----- Data extracts -----

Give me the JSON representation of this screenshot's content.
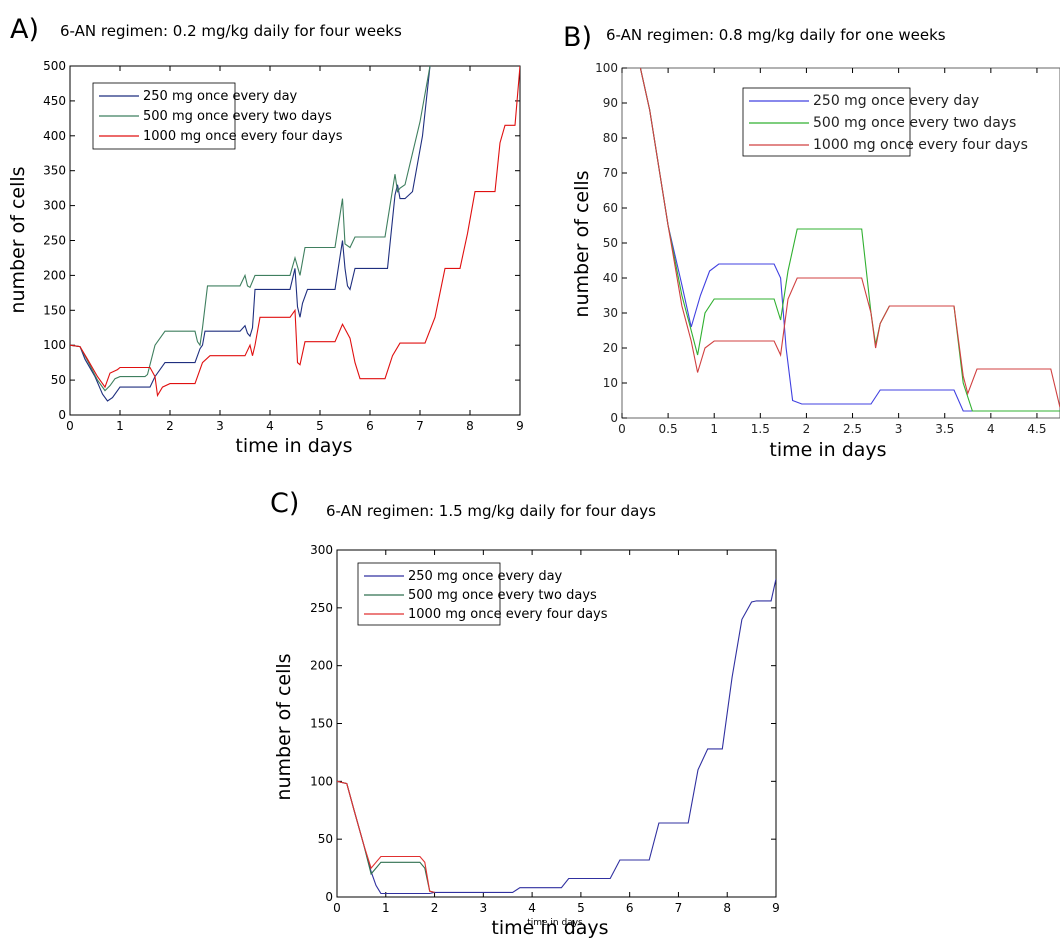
{
  "chart_data": [
    {
      "type": "line",
      "panel": "A)",
      "title": "6-AN regimen: 0.2 mg/kg daily for four weeks",
      "xlabel": "time in days",
      "ylabel": "number of cells",
      "xlim": [
        0,
        9
      ],
      "ylim": [
        0,
        500
      ],
      "xticks": [
        "0",
        "1",
        "2",
        "3",
        "4",
        "5",
        "6",
        "7",
        "8",
        "9"
      ],
      "yticks": [
        "0",
        "50",
        "100",
        "150",
        "200",
        "250",
        "300",
        "350",
        "400",
        "450",
        "500"
      ],
      "legend_position": "top-left",
      "series": [
        {
          "name": "250 mg once every day",
          "color": "#1f2f7f",
          "x": [
            0,
            0.2,
            0.3,
            0.5,
            0.65,
            0.75,
            0.85,
            1,
            1.6,
            1.7,
            1.9,
            2.5,
            2.6,
            2.65,
            2.7,
            3.4,
            3.5,
            3.55,
            3.6,
            3.65,
            3.7,
            4.4,
            4.5,
            4.55,
            4.6,
            4.65,
            4.75,
            5.3,
            5.45,
            5.5,
            5.55,
            5.6,
            5.7,
            6.35,
            6.5,
            6.55,
            6.6,
            6.7,
            6.85,
            7.05,
            7.2
          ],
          "y": [
            100,
            98,
            80,
            55,
            30,
            20,
            25,
            40,
            40,
            55,
            75,
            75,
            95,
            100,
            120,
            120,
            128,
            117,
            113,
            125,
            180,
            180,
            210,
            155,
            140,
            160,
            180,
            180,
            250,
            210,
            185,
            180,
            210,
            210,
            315,
            330,
            310,
            310,
            320,
            400,
            500
          ]
        },
        {
          "name": "500 mg once every two days",
          "color": "#3f7f5f",
          "x": [
            0,
            0.2,
            0.35,
            0.55,
            0.7,
            0.8,
            0.9,
            1,
            1.5,
            1.55,
            1.7,
            1.9,
            2.5,
            2.55,
            2.6,
            2.65,
            2.75,
            3.4,
            3.5,
            3.55,
            3.6,
            3.7,
            4.4,
            4.5,
            4.6,
            4.7,
            5.3,
            5.45,
            5.5,
            5.6,
            5.7,
            6.3,
            6.5,
            6.55,
            6.6,
            6.7,
            6.8,
            7,
            7.2
          ],
          "y": [
            100,
            98,
            78,
            50,
            35,
            42,
            52,
            55,
            55,
            58,
            100,
            120,
            120,
            105,
            100,
            125,
            185,
            185,
            200,
            185,
            183,
            200,
            200,
            225,
            200,
            240,
            240,
            310,
            245,
            240,
            255,
            255,
            345,
            320,
            325,
            330,
            360,
            420,
            500
          ]
        },
        {
          "name": "1000 mg once every four days",
          "color": "#e01010",
          "x": [
            0,
            0.2,
            0.35,
            0.55,
            0.7,
            0.8,
            0.95,
            1,
            1.6,
            1.7,
            1.75,
            1.85,
            2.0,
            2.5,
            2.65,
            2.8,
            3.5,
            3.6,
            3.65,
            3.7,
            3.8,
            4.4,
            4.5,
            4.55,
            4.6,
            4.7,
            4.8,
            5.3,
            5.45,
            5.6,
            5.7,
            5.8,
            6.3,
            6.45,
            6.6,
            7.1,
            7.3,
            7.4,
            7.5,
            7.8,
            7.95,
            8.1,
            8.5,
            8.6,
            8.7,
            8.9,
            9.0
          ],
          "y": [
            100,
            98,
            80,
            55,
            40,
            60,
            65,
            68,
            68,
            55,
            28,
            40,
            45,
            45,
            75,
            85,
            85,
            100,
            85,
            100,
            140,
            140,
            150,
            75,
            72,
            105,
            105,
            105,
            130,
            110,
            75,
            52,
            52,
            85,
            103,
            103,
            140,
            175,
            210,
            210,
            260,
            320,
            320,
            390,
            415,
            415,
            500
          ]
        }
      ]
    },
    {
      "type": "line",
      "panel": "B)",
      "title": "6-AN regimen: 0.8 mg/kg daily for one weeks",
      "xlabel": "time in days",
      "ylabel": "number of cells",
      "xlim": [
        0,
        4.75
      ],
      "ylim": [
        0,
        100
      ],
      "xticks": [
        "0",
        "0.5",
        "1",
        "1.5",
        "2",
        "2.5",
        "3",
        "3.5",
        "4",
        "4.5"
      ],
      "yticks": [
        "0",
        "10",
        "20",
        "30",
        "40",
        "50",
        "60",
        "70",
        "80",
        "90",
        "100"
      ],
      "legend_position": "top-right",
      "series": [
        {
          "name": "250 mg once every day",
          "color": "#4040e0",
          "x": [
            0.2,
            0.3,
            0.5,
            0.65,
            0.75,
            0.85,
            0.95,
            1.05,
            1.65,
            1.72,
            1.78,
            1.85,
            1.95,
            2.7,
            2.8,
            3.6,
            3.7,
            4.75
          ],
          "y": [
            100,
            88,
            55,
            38,
            26,
            35,
            42,
            44,
            44,
            40,
            20,
            5,
            4,
            4,
            8,
            8,
            2,
            2
          ]
        },
        {
          "name": "500 mg once every two days",
          "color": "#30b030",
          "x": [
            0.2,
            0.3,
            0.5,
            0.65,
            0.75,
            0.82,
            0.9,
            1.0,
            1.65,
            1.72,
            1.8,
            1.9,
            2.6,
            2.7,
            2.75,
            2.8,
            2.9,
            3.6,
            3.7,
            3.8,
            4.7,
            4.75
          ],
          "y": [
            100,
            88,
            55,
            35,
            25,
            18,
            30,
            34,
            34,
            28,
            42,
            54,
            54,
            30,
            21,
            27,
            32,
            32,
            10,
            2,
            2,
            2
          ]
        },
        {
          "name": "1000 mg once every four days",
          "color": "#d04040",
          "x": [
            0.2,
            0.3,
            0.5,
            0.65,
            0.75,
            0.82,
            0.9,
            1.0,
            1.65,
            1.72,
            1.8,
            1.9,
            2.6,
            2.7,
            2.75,
            2.8,
            2.9,
            3.6,
            3.7,
            3.75,
            3.85,
            4.65,
            4.75
          ],
          "y": [
            100,
            88,
            55,
            32,
            22,
            13,
            20,
            22,
            22,
            18,
            34,
            40,
            40,
            30,
            20,
            27,
            32,
            32,
            12,
            7,
            14,
            14,
            3
          ]
        }
      ]
    },
    {
      "type": "line",
      "panel": "C)",
      "title": "6-AN regimen: 1.5 mg/kg daily for four days",
      "xlabel": "time in days",
      "xlabel_overlap": "time in days",
      "ylabel": "number of cells",
      "xlim": [
        0,
        9
      ],
      "ylim": [
        0,
        300
      ],
      "xticks": [
        "0",
        "1",
        "2",
        "3",
        "4",
        "5",
        "6",
        "7",
        "8",
        "9"
      ],
      "yticks": [
        "0",
        "50",
        "100",
        "150",
        "200",
        "250",
        "300"
      ],
      "legend_position": "top-left",
      "series": [
        {
          "name": "250 mg once every day",
          "color": "#3030a0",
          "x": [
            0,
            0.2,
            0.35,
            0.55,
            0.7,
            0.8,
            0.9,
            1.0,
            1.9,
            2.0,
            3.6,
            3.75,
            4.6,
            4.75,
            5.6,
            5.8,
            6.4,
            6.6,
            7.2,
            7.4,
            7.6,
            7.9,
            8.1,
            8.3,
            8.5,
            8.6,
            8.9,
            9.0
          ],
          "y": [
            100,
            98,
            75,
            45,
            22,
            10,
            3,
            3,
            3,
            4,
            4,
            8,
            8,
            16,
            16,
            32,
            32,
            64,
            64,
            110,
            128,
            128,
            190,
            240,
            255,
            256,
            256,
            275
          ]
        },
        {
          "name": "500 mg once every two days",
          "color": "#307050",
          "x": [
            0,
            0.2,
            0.35,
            0.55,
            0.7,
            0.8,
            0.9,
            1.0,
            1.7,
            1.8,
            1.9,
            2.0
          ],
          "y": [
            100,
            98,
            75,
            45,
            20,
            25,
            30,
            30,
            30,
            25,
            5,
            4
          ]
        },
        {
          "name": "1000 mg once every four days",
          "color": "#e03030",
          "x": [
            0,
            0.2,
            0.35,
            0.55,
            0.7,
            0.8,
            0.9,
            1.0,
            1.7,
            1.8,
            1.9,
            2.0
          ],
          "y": [
            100,
            98,
            75,
            45,
            25,
            30,
            35,
            35,
            35,
            30,
            5,
            4
          ]
        }
      ]
    }
  ]
}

-----

> **What you are asked to do**:
In the entries above, some lines hold the string "regimen". Copy each of them.

> **Completed exercise**:
      "title": "6-AN regimen: 0.2 mg/kg daily for four weeks",
      "title": "6-AN regimen: 0.8 mg/kg daily for one weeks",
      "title": "6-AN regimen: 1.5 mg/kg daily for four days",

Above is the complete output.